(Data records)
________
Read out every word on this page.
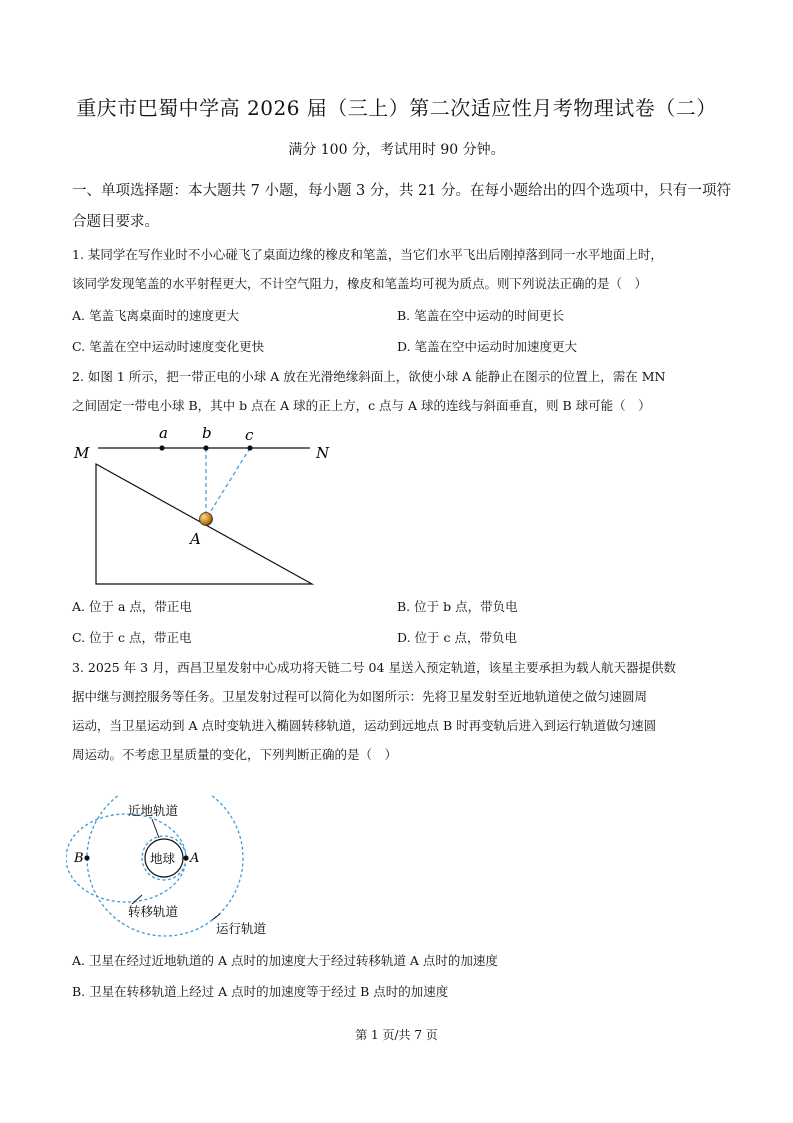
重庆市巴蜀中学高 2026 届（三上）第二次适应性月考物理试卷（二）
满分 100 分，考试用时 90 分钟。
一、单项选择题：本大题共 7 小题，每小题 3 分，共 21 分。在每小题给出的四个选项中，只有一项符合题目要求。
1. 某同学在写作业时不小心碰飞了桌面边缘的橡皮和笔盖，当它们水平飞出后刚掉落到同一水平地面上时，
该同学发现笔盖的水平射程更大，不计空气阻力，橡皮和笔盖均可视为质点。则下列说法正确的是（　）
A. 笔盖飞离桌面时的速度更大	B. 笔盖在空中运动的时间更长
C. 笔盖在空中运动时速度变化更快	D. 笔盖在空中运动时加速度更大
2. 如图 1 所示，把一带正电的小球 A 放在光滑绝缘斜面上，欲使小球 A 能静止在图示的位置上，需在 MN
之间固定一带电小球 B，其中 b 点在 A 球的正上方，c 点与 A 球的连线与斜面垂直，则 B 球可能（　）
M	N
a b c
A
A. 位于 a 点，带正电	B. 位于 b 点，带负电
C. 位于 c 点，带正电	D. 位于 c 点，带负电
3. 2025 年 3 月，西昌卫星发射中心成功将天链二号 04 星送入预定轨道，该星主要承担为载人航天器提供数
据中继与测控服务等任务。卫星发射过程可以简化为如图所示：先将卫星发射至近地轨道使之做匀速圆周
运动，当卫星运动到 A 点时变轨进入椭圆转移轨道，运动到远地点 B 时再变轨后进入到运行轨道做匀速圆
周运动。不考虑卫星质量的变化，下列判断正确的是（　）
近地轨道
地球
转移轨道
运行轨道
B	A
A. 卫星在经过近地轨道的 A 点时的加速度大于经过转移轨道 A 点时的加速度
B. 卫星在转移轨道上经过 A 点时的加速度等于经过 B 点时的加速度
第 1 页/共 7 页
________
Given request: Transcribe every record above exactly as written, leaving out any pictures.

Reply to the exercise:
Read out every word on this page.
重庆市巴蜀中学高 2026 届（三上）第二次适应性月考物理试卷（二）
满分 100 分，考试用时 90 分钟。
一、单项选择题：本大题共 7 小题，每小题 3 分，共 21 分。在每小题给出的四个选项中，只有一项符合题目要求。
1. 某同学在写作业时不小心碰飞了桌面边缘的橡皮和笔盖，当它们水平飞出后刚掉落到同一水平地面上时，
该同学发现笔盖的水平射程更大，不计空气阻力，橡皮和笔盖均可视为质点。则下列说法正确的是（　）
A. 笔盖飞离桌面时的速度更大	B. 笔盖在空中运动的时间更长
C. 笔盖在空中运动时速度变化更快	D. 笔盖在空中运动时加速度更大
2. 如图 1 所示，把一带正电的小球 A 放在光滑绝缘斜面上，欲使小球 A 能静止在图示的位置上，需在 MN
之间固定一带电小球 B，其中 b 点在 A 球的正上方，c 点与 A 球的连线与斜面垂直，则 B 球可能（　）
M	N
a b c
A
A. 位于 a 点，带正电	B. 位于 b 点，带负电
C. 位于 c 点，带正电	D. 位于 c 点，带负电
3. 2025 年 3 月，西昌卫星发射中心成功将天链二号 04 星送入预定轨道，该星主要承担为载人航天器提供数
据中继与测控服务等任务。卫星发射过程可以简化为如图所示：先将卫星发射至近地轨道使之做匀速圆周
运动，当卫星运动到 A 点时变轨进入椭圆转移轨道，运动到远地点 B 时再变轨后进入到运行轨道做匀速圆
周运动。不考虑卫星质量的变化，下列判断正确的是（　）
近地轨道
地球
转移轨道
运行轨道
B	A
A. 卫星在经过近地轨道的 A 点时的加速度大于经过转移轨道 A 点时的加速度
B. 卫星在转移轨道上经过 A 点时的加速度等于经过 B 点时的加速度
第 1 页/共 7 页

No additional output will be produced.